Given records:
________________________________________

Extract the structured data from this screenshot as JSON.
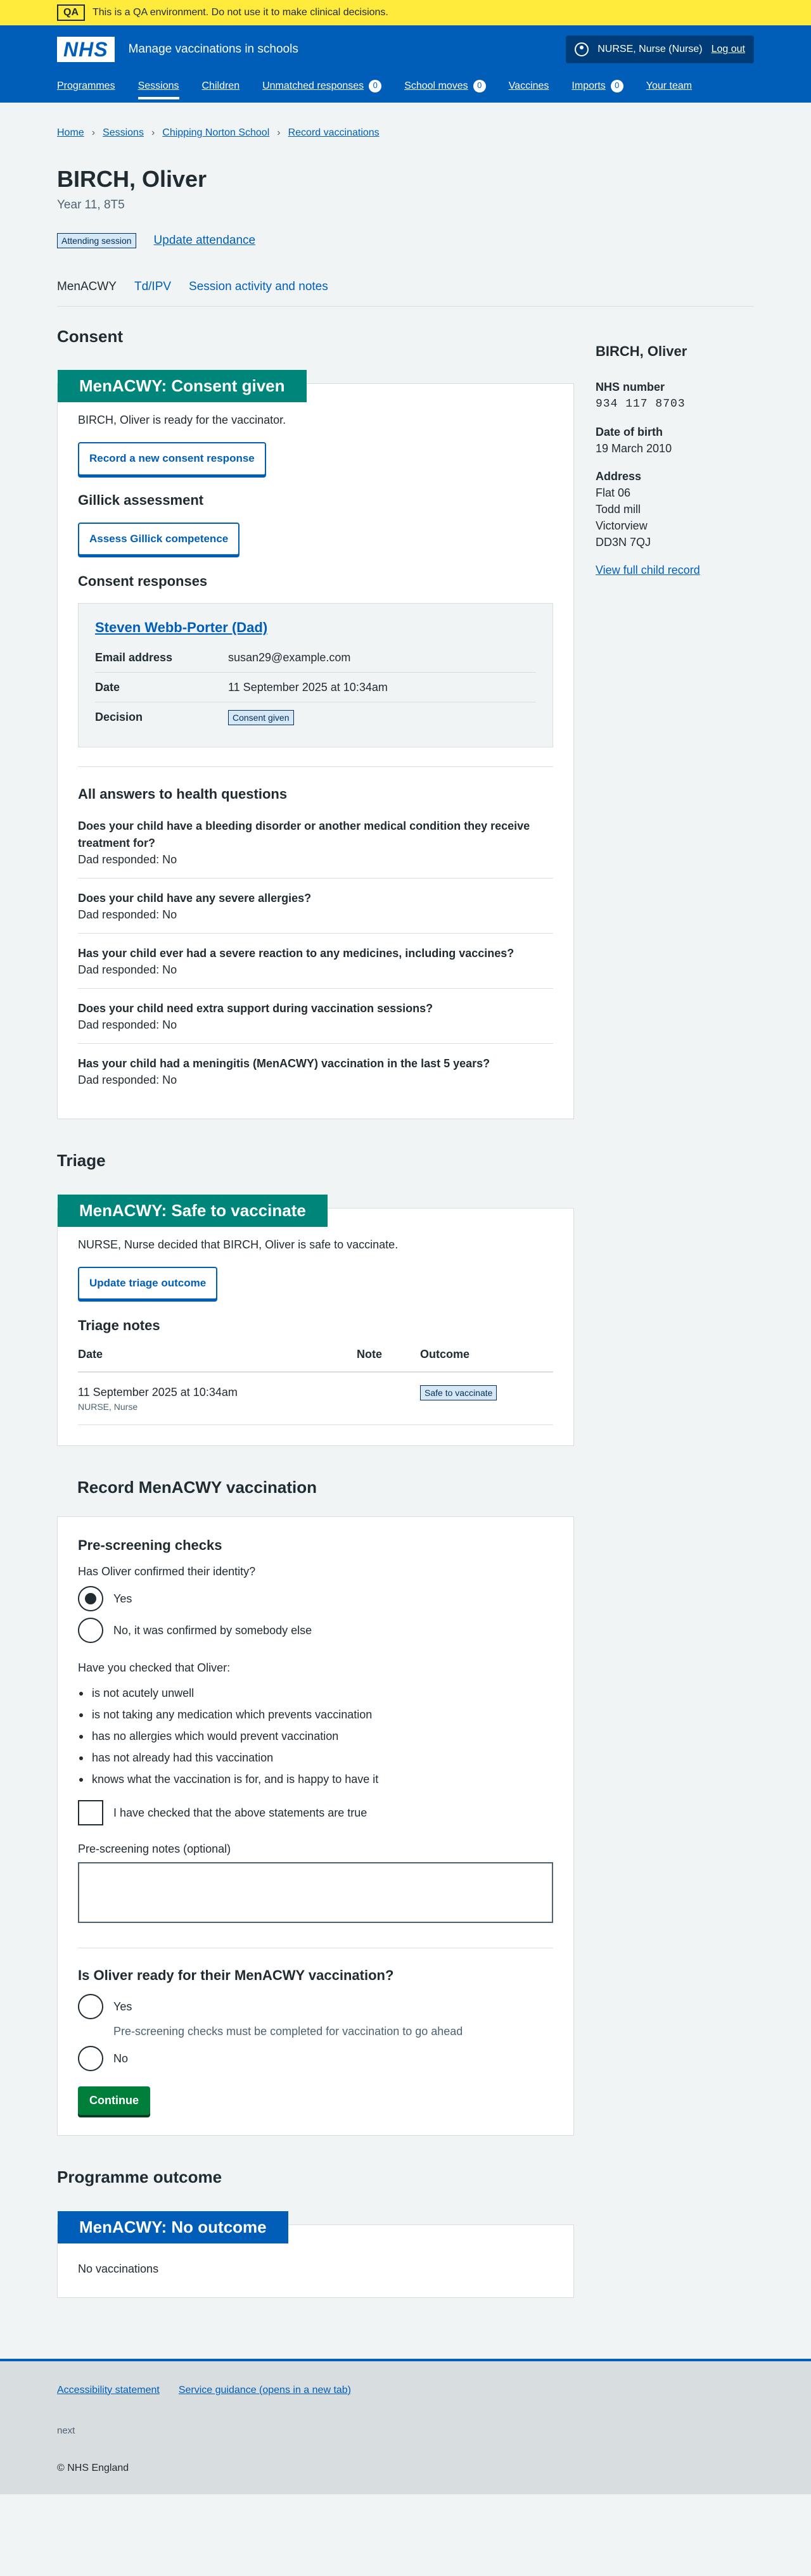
{
  "qa": {
    "tag": "QA",
    "text": "This is a QA environment. Do not use it to make clinical decisions."
  },
  "header": {
    "logo": "NHS",
    "service": "Manage vaccinations in schools",
    "user": "NURSE, Nurse (Nurse)",
    "logout": "Log out",
    "nav": [
      {
        "label": "Programmes"
      },
      {
        "label": "Sessions"
      },
      {
        "label": "Children"
      },
      {
        "label": "Unmatched responses",
        "count": "0"
      },
      {
        "label": "School moves",
        "count": "0"
      },
      {
        "label": "Vaccines"
      },
      {
        "label": "Imports",
        "count": "0"
      },
      {
        "label": "Your team"
      }
    ]
  },
  "breadcrumb": [
    "Home",
    "Sessions",
    "Chipping Norton School",
    "Record vaccinations"
  ],
  "patient": {
    "name": "BIRCH, Oliver",
    "year": "Year 11, 8T5",
    "attendance_tag": "Attending session",
    "update_attendance": "Update attendance"
  },
  "tabs": [
    "MenACWY",
    "Td/IPV",
    "Session activity and notes"
  ],
  "consent": {
    "heading": "Consent",
    "card_title": "MenACWY: Consent given",
    "ready_text": "BIRCH, Oliver is ready for the vaccinator.",
    "record_button": "Record a new consent response",
    "gillick_heading": "Gillick assessment",
    "gillick_button": "Assess Gillick competence",
    "responses_heading": "Consent responses",
    "response": {
      "name": "Steven Webb-Porter (Dad)",
      "rows": [
        {
          "key": "Email address",
          "value": "susan29@example.com"
        },
        {
          "key": "Date",
          "value": "11 September 2025 at 10:34am"
        },
        {
          "key": "Decision",
          "value": "Consent given"
        }
      ]
    },
    "health_heading": "All answers to health questions",
    "health_questions": [
      {
        "q": "Does your child have a bleeding disorder or another medical condition they receive treatment for?",
        "a": "Dad responded: No"
      },
      {
        "q": "Does your child have any severe allergies?",
        "a": "Dad responded: No"
      },
      {
        "q": "Has your child ever had a severe reaction to any medicines, including vaccines?",
        "a": "Dad responded: No"
      },
      {
        "q": "Does your child need extra support during vaccination sessions?",
        "a": "Dad responded: No"
      },
      {
        "q": "Has your child had a meningitis (MenACWY) vaccination in the last 5 years?",
        "a": "Dad responded: No"
      }
    ]
  },
  "triage": {
    "heading": "Triage",
    "card_title": "MenACWY: Safe to vaccinate",
    "decision_text": "NURSE, Nurse decided that BIRCH, Oliver is safe to vaccinate.",
    "update_button": "Update triage outcome",
    "notes_heading": "Triage notes",
    "columns": [
      "Date",
      "Note",
      "Outcome"
    ],
    "rows": [
      {
        "date": "11 September 2025 at 10:34am",
        "by": "NURSE, Nurse",
        "note": "",
        "outcome": "Safe to vaccinate"
      }
    ]
  },
  "record": {
    "heading": "Record MenACWY vaccination",
    "prescreen_heading": "Pre-screening checks",
    "identity_q": "Has Oliver confirmed their identity?",
    "identity_options": [
      "Yes",
      "No, it was confirmed by somebody else"
    ],
    "checked_q": "Have you checked that Oliver:",
    "checks": [
      "is not acutely unwell",
      "is not taking any medication which prevents vaccination",
      "has no allergies which would prevent vaccination",
      "has not already had this vaccination",
      "knows what the vaccination is for, and is happy to have it"
    ],
    "confirm_label": "I have checked that the above statements are true",
    "notes_label": "Pre-screening notes (optional)",
    "ready_q": "Is Oliver ready for their MenACWY vaccination?",
    "ready_yes": "Yes",
    "ready_hint": "Pre-screening checks must be completed for vaccination to go ahead",
    "ready_no": "No",
    "continue": "Continue"
  },
  "outcome": {
    "heading": "Programme outcome",
    "card_title": "MenACWY: No outcome",
    "text": "No vaccinations"
  },
  "sidebar": {
    "name": "BIRCH, Oliver",
    "nhs_label": "NHS number",
    "nhs_value": "934 117 8703",
    "dob_label": "Date of birth",
    "dob_value": "19 March 2010",
    "address_label": "Address",
    "address_lines": [
      "Flat 06",
      "Todd mill",
      "Victorview",
      "DD3N 7QJ"
    ],
    "full_record_link": "View full child record"
  },
  "footer": {
    "links": [
      "Accessibility statement",
      "Service guidance (opens in a new tab)"
    ],
    "muted": "next",
    "copyright": "© NHS England"
  },
  "colors": {
    "nhs_blue": "#005eb8",
    "teal": "#00857a",
    "green_button": "#007f3b",
    "qa_yellow": "#ffeb3b"
  }
}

________________________________________

Aim:
Set down the material exactly, every line of it, except for the pictures.

The solution:
Extract the structured data from this screenshot as JSON.
{
  "qa": {
    "tag": "QA",
    "text": "This is a QA environment. Do not use it to make clinical decisions."
  },
  "header": {
    "logo": "NHS",
    "service": "Manage vaccinations in schools",
    "user": "NURSE, Nurse (Nurse)",
    "logout": "Log out",
    "nav": [
      {
        "label": "Programmes"
      },
      {
        "label": "Sessions"
      },
      {
        "label": "Children"
      },
      {
        "label": "Unmatched responses",
        "count": "0"
      },
      {
        "label": "School moves",
        "count": "0"
      },
      {
        "label": "Vaccines"
      },
      {
        "label": "Imports",
        "count": "0"
      },
      {
        "label": "Your team"
      }
    ]
  },
  "breadcrumb": [
    "Home",
    "Sessions",
    "Chipping Norton School",
    "Record vaccinations"
  ],
  "patient": {
    "name": "BIRCH, Oliver",
    "year": "Year 11, 8T5",
    "attendance_tag": "Attending session",
    "update_attendance": "Update attendance"
  },
  "tabs": [
    "MenACWY",
    "Td/IPV",
    "Session activity and notes"
  ],
  "consent": {
    "heading": "Consent",
    "card_title": "MenACWY: Consent given",
    "ready_text": "BIRCH, Oliver is ready for the vaccinator.",
    "record_button": "Record a new consent response",
    "gillick_heading": "Gillick assessment",
    "gillick_button": "Assess Gillick competence",
    "responses_heading": "Consent responses",
    "response": {
      "name": "Steven Webb-Porter (Dad)",
      "rows": [
        {
          "key": "Email address",
          "value": "susan29@example.com"
        },
        {
          "key": "Date",
          "value": "11 September 2025 at 10:34am"
        },
        {
          "key": "Decision",
          "value": "Consent given"
        }
      ]
    },
    "health_heading": "All answers to health questions",
    "health_questions": [
      {
        "q": "Does your child have a bleeding disorder or another medical condition they receive treatment for?",
        "a": "Dad responded: No"
      },
      {
        "q": "Does your child have any severe allergies?",
        "a": "Dad responded: No"
      },
      {
        "q": "Has your child ever had a severe reaction to any medicines, including vaccines?",
        "a": "Dad responded: No"
      },
      {
        "q": "Does your child need extra support during vaccination sessions?",
        "a": "Dad responded: No"
      },
      {
        "q": "Has your child had a meningitis (MenACWY) vaccination in the last 5 years?",
        "a": "Dad responded: No"
      }
    ]
  },
  "triage": {
    "heading": "Triage",
    "card_title": "MenACWY: Safe to vaccinate",
    "decision_text": "NURSE, Nurse decided that BIRCH, Oliver is safe to vaccinate.",
    "update_button": "Update triage outcome",
    "notes_heading": "Triage notes",
    "columns": [
      "Date",
      "Note",
      "Outcome"
    ],
    "rows": [
      {
        "date": "11 September 2025 at 10:34am",
        "by": "NURSE, Nurse",
        "note": "",
        "outcome": "Safe to vaccinate"
      }
    ]
  },
  "record": {
    "heading": "Record MenACWY vaccination",
    "prescreen_heading": "Pre-screening checks",
    "identity_q": "Has Oliver confirmed their identity?",
    "identity_options": [
      "Yes",
      "No, it was confirmed by somebody else"
    ],
    "checked_q": "Have you checked that Oliver:",
    "checks": [
      "is not acutely unwell",
      "is not taking any medication which prevents vaccination",
      "has no allergies which would prevent vaccination",
      "has not already had this vaccination",
      "knows what the vaccination is for, and is happy to have it"
    ],
    "confirm_label": "I have checked that the above statements are true",
    "notes_label": "Pre-screening notes (optional)",
    "ready_q": "Is Oliver ready for their MenACWY vaccination?",
    "ready_yes": "Yes",
    "ready_hint": "Pre-screening checks must be completed for vaccination to go ahead",
    "ready_no": "No",
    "continue": "Continue"
  },
  "outcome": {
    "heading": "Programme outcome",
    "card_title": "MenACWY: No outcome",
    "text": "No vaccinations"
  },
  "sidebar": {
    "name": "BIRCH, Oliver",
    "nhs_label": "NHS number",
    "nhs_value": "934 117 8703",
    "dob_label": "Date of birth",
    "dob_value": "19 March 2010",
    "address_label": "Address",
    "address_lines": [
      "Flat 06",
      "Todd mill",
      "Victorview",
      "DD3N 7QJ"
    ],
    "full_record_link": "View full child record"
  },
  "footer": {
    "links": [
      "Accessibility statement",
      "Service guidance (opens in a new tab)"
    ],
    "muted": "next",
    "copyright": "© NHS England"
  },
  "colors": {
    "nhs_blue": "#005eb8",
    "teal": "#00857a",
    "green_button": "#007f3b",
    "qa_yellow": "#ffeb3b"
  }
}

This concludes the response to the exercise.